* Aim of the task
Check each line of the material. Copy those containing "Core".

* Listing
++++++++++++++++++++
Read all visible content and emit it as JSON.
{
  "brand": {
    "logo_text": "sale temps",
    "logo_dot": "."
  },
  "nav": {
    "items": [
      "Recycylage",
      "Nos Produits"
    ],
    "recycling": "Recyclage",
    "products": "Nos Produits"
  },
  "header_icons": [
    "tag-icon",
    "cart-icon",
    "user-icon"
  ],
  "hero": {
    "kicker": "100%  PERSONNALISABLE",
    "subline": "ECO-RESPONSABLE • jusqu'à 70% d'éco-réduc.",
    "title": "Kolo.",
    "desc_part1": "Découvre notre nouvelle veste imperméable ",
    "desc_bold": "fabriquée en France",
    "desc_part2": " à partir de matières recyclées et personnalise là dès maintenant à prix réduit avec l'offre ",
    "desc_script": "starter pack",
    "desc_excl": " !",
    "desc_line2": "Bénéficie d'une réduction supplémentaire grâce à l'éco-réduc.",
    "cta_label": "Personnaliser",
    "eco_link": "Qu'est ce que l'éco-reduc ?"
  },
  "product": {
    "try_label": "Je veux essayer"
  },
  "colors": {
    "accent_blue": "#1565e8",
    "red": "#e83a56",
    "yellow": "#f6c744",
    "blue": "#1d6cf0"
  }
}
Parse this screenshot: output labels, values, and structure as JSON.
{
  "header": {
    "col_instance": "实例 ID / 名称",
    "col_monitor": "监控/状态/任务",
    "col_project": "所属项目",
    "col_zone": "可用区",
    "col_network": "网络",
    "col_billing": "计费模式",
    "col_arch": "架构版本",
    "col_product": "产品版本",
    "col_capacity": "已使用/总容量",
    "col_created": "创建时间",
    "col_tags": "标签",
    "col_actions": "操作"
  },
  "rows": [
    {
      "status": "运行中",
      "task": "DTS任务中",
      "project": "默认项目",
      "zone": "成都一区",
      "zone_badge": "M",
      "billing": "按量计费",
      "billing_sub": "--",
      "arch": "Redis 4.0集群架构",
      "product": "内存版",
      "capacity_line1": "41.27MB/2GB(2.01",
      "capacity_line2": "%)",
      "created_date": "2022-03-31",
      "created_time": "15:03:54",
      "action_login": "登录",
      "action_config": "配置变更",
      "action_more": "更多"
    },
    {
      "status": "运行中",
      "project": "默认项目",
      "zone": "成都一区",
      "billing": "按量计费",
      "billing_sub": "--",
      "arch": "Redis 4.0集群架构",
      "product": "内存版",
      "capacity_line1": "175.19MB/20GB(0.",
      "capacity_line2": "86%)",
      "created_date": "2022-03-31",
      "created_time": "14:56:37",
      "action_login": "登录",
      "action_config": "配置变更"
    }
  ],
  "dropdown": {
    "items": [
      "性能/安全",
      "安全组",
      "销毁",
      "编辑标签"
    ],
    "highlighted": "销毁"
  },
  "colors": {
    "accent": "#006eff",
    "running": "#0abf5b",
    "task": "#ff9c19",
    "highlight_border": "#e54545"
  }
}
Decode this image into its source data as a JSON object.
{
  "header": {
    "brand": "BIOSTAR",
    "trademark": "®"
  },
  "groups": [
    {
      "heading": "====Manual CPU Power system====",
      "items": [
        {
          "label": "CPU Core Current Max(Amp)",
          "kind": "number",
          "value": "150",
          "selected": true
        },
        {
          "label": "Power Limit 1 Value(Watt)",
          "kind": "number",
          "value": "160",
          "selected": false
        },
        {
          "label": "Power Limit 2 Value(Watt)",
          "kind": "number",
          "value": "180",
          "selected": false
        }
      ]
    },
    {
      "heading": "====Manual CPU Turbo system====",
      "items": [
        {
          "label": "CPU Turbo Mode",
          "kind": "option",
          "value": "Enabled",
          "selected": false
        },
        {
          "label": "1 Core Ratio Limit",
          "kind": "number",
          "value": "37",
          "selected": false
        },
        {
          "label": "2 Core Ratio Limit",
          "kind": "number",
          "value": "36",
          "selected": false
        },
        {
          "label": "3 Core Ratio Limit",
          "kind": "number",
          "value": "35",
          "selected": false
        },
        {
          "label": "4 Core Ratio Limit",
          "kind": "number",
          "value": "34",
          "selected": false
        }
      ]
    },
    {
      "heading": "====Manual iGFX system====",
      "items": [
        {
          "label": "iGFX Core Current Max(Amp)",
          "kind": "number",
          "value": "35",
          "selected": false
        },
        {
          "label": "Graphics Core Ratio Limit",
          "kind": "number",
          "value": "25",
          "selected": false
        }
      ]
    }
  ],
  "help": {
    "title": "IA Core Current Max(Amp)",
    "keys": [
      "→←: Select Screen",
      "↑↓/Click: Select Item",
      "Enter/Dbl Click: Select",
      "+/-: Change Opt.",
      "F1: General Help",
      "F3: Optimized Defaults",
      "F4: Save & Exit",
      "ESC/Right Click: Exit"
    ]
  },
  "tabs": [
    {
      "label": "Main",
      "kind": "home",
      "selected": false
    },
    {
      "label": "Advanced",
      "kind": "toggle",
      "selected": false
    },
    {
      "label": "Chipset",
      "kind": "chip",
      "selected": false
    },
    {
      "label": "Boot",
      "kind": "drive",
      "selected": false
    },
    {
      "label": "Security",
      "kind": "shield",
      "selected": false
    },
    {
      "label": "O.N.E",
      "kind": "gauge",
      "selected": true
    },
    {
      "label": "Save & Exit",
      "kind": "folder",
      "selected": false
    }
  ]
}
++++++++++++++++++++
* Output below
          "label": "CPU Core Current Max(Amp)",
          "label": "1 Core Ratio Limit",
          "label": "2 Core Ratio Limit",
          "label": "3 Core Ratio Limit",
          "label": "4 Core Ratio Limit",
          "label": "iGFX Core Current Max(Amp)",
          "label": "Graphics Core Ratio Limit",
    "title": "IA Core Current Max(Amp)",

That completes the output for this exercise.